══ Given records
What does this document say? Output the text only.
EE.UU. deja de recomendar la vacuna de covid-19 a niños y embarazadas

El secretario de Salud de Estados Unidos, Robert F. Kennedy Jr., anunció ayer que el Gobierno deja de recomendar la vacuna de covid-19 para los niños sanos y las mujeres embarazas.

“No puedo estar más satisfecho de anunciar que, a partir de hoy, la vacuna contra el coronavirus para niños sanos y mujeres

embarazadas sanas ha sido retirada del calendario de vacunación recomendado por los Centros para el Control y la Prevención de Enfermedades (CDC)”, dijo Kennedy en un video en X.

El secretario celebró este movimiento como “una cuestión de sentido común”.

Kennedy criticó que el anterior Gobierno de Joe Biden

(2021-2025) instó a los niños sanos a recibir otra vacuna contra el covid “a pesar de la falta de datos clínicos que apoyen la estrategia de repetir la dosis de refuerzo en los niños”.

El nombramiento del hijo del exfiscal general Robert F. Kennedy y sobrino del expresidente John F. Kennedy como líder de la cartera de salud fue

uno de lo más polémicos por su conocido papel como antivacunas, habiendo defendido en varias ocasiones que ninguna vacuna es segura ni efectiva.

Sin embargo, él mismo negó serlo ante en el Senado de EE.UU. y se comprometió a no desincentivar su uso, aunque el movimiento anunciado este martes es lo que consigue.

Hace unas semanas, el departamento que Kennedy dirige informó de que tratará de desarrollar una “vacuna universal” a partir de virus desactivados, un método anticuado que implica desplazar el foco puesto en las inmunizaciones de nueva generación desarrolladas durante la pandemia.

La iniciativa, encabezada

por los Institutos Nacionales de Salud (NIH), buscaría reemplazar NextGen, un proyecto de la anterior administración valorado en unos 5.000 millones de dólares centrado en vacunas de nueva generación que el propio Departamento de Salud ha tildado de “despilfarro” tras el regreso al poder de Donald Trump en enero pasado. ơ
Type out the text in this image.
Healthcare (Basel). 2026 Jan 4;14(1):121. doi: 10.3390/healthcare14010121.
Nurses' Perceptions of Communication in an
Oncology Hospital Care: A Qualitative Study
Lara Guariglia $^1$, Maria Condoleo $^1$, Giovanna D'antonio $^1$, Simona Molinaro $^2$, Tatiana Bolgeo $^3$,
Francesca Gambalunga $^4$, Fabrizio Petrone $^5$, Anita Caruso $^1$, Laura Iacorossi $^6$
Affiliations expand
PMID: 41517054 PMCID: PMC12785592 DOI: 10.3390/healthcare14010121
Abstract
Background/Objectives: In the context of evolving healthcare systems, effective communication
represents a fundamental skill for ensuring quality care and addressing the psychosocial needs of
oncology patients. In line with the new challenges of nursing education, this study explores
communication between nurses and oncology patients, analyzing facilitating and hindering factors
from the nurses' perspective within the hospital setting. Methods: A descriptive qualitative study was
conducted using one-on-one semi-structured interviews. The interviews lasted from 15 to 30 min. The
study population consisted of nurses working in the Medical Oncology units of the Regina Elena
════
Tell how many lines in the entries contain the string "este", and give nothing beyond the number.

2